Transcribe the entries below exactly as they appear.

(DATA PROVIDED Opens)

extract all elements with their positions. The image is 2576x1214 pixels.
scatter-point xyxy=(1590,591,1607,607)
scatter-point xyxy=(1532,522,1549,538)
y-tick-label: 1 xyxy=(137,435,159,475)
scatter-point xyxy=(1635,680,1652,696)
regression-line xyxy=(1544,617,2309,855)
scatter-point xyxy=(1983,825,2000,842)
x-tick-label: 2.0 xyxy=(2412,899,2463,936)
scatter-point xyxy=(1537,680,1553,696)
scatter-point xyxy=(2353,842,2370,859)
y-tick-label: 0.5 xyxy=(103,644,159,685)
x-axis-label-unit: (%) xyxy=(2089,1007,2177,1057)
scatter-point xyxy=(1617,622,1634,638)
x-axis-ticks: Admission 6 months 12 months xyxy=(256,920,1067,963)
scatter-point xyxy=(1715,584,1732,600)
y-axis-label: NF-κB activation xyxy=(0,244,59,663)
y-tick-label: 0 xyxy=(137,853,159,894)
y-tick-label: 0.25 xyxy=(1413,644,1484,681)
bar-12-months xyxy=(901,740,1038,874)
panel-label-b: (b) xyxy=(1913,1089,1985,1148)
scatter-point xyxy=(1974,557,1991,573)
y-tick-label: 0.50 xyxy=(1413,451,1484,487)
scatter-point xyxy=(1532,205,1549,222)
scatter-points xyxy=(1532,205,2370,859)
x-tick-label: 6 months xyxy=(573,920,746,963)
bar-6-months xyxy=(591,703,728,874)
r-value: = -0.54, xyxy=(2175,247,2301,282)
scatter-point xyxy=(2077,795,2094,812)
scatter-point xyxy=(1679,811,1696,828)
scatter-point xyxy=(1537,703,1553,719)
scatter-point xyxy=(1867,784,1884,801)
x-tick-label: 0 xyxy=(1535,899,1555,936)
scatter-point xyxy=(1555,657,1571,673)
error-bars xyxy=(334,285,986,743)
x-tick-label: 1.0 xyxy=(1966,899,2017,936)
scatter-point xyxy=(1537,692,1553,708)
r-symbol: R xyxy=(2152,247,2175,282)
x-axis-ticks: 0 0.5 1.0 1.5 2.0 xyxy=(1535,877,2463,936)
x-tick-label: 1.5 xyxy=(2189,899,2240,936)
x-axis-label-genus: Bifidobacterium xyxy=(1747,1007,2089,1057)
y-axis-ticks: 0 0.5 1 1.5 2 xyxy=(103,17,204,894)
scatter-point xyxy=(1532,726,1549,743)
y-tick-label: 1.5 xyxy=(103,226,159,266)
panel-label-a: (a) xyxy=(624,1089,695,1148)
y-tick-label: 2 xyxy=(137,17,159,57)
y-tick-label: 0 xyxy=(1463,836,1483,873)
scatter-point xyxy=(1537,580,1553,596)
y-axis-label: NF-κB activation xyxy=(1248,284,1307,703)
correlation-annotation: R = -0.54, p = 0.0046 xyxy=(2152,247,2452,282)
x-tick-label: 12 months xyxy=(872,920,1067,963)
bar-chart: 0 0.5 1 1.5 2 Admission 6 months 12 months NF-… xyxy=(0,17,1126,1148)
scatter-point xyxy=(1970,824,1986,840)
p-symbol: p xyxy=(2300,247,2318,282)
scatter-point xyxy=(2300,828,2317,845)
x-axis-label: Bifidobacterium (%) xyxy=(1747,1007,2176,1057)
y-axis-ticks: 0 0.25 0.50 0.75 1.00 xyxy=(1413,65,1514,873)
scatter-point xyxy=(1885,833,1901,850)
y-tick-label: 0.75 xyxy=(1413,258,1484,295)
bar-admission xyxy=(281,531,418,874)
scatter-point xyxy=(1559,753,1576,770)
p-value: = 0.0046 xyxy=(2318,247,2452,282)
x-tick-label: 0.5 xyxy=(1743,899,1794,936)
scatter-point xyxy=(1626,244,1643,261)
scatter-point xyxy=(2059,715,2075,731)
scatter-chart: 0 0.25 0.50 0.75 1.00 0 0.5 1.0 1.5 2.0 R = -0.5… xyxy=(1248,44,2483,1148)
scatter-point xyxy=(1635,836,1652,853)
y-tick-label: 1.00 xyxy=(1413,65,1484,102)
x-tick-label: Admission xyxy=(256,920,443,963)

(DATA PROVIDED Closes)

# ANSWER BOX
extract all elements with their positions. The image is 2576x1214 pixels.
scatter-point xyxy=(1590,591,1607,607)
scatter-point xyxy=(1532,522,1549,538)
y-tick-label: 1 xyxy=(137,435,159,475)
scatter-point xyxy=(1635,680,1652,696)
regression-line xyxy=(1544,617,2309,855)
scatter-point xyxy=(1983,825,2000,842)
x-tick-label: 2.0 xyxy=(2412,899,2463,936)
scatter-point xyxy=(1537,680,1553,696)
scatter-point xyxy=(2353,842,2370,859)
y-tick-label: 0.5 xyxy=(103,644,159,685)
x-axis-label-unit: (%) xyxy=(2089,1007,2177,1057)
scatter-point xyxy=(1617,622,1634,638)
x-axis-ticks: Admission 6 months 12 months xyxy=(256,920,1067,963)
scatter-point xyxy=(1715,584,1732,600)
y-axis-label: NF-κB activation xyxy=(0,244,59,663)
y-tick-label: 0 xyxy=(137,853,159,894)
y-tick-label: 0.25 xyxy=(1413,644,1484,681)
bar-12-months xyxy=(901,740,1038,874)
panel-label-b: (b) xyxy=(1913,1089,1985,1148)
scatter-point xyxy=(1974,557,1991,573)
y-tick-label: 0.50 xyxy=(1413,451,1484,487)
scatter-point xyxy=(1532,205,1549,222)
scatter-points xyxy=(1532,205,2370,859)
x-tick-label: 6 months xyxy=(573,920,746,963)
bar-6-months xyxy=(591,703,728,874)
r-value: = -0.54, xyxy=(2175,247,2301,282)
scatter-point xyxy=(2077,795,2094,812)
scatter-point xyxy=(1679,811,1696,828)
scatter-point xyxy=(1537,703,1553,719)
scatter-point xyxy=(1867,784,1884,801)
x-tick-label: 0 xyxy=(1535,899,1555,936)
scatter-point xyxy=(1555,657,1571,673)
error-bars xyxy=(334,285,986,743)
x-tick-label: 1.0 xyxy=(1966,899,2017,936)
scatter-point xyxy=(1537,692,1553,708)
r-symbol: R xyxy=(2152,247,2175,282)
x-axis-ticks: 0 0.5 1.0 1.5 2.0 xyxy=(1535,877,2463,936)
x-tick-label: 1.5 xyxy=(2189,899,2240,936)
x-axis-label-genus: Bifidobacterium xyxy=(1747,1007,2089,1057)
y-axis-ticks: 0 0.5 1 1.5 2 xyxy=(103,17,204,894)
scatter-point xyxy=(1532,726,1549,743)
y-tick-label: 1.5 xyxy=(103,226,159,266)
panel-label-a: (a) xyxy=(624,1089,695,1148)
y-tick-label: 2 xyxy=(137,17,159,57)
y-tick-label: 0 xyxy=(1463,836,1483,873)
scatter-point xyxy=(1537,580,1553,596)
y-axis-label: NF-κB activation xyxy=(1248,284,1307,703)
correlation-annotation: R = -0.54, p = 0.0046 xyxy=(2152,247,2452,282)
x-tick-label: 12 months xyxy=(872,920,1067,963)
bar-chart: 0 0.5 1 1.5 2 Admission 6 months 12 months NF-… xyxy=(0,17,1126,1148)
scatter-point xyxy=(1970,824,1986,840)
p-symbol: p xyxy=(2300,247,2318,282)
scatter-point xyxy=(2300,828,2317,845)
x-axis-label: Bifidobacterium (%) xyxy=(1747,1007,2176,1057)
y-axis-ticks: 0 0.25 0.50 0.75 1.00 xyxy=(1413,65,1514,873)
scatter-point xyxy=(1885,833,1901,850)
y-tick-label: 0.75 xyxy=(1413,258,1484,295)
bar-admission xyxy=(281,531,418,874)
scatter-point xyxy=(1559,753,1576,770)
p-value: = 0.0046 xyxy=(2318,247,2452,282)
x-tick-label: 0.5 xyxy=(1743,899,1794,936)
scatter-point xyxy=(1626,244,1643,261)
scatter-point xyxy=(2059,715,2075,731)
scatter-chart: 0 0.25 0.50 0.75 1.00 0 0.5 1.0 1.5 2.0 R = -0.5… xyxy=(1248,44,2483,1148)
scatter-point xyxy=(1635,836,1652,853)
y-tick-label: 1.00 xyxy=(1413,65,1484,102)
x-tick-label: Admission xyxy=(256,920,443,963)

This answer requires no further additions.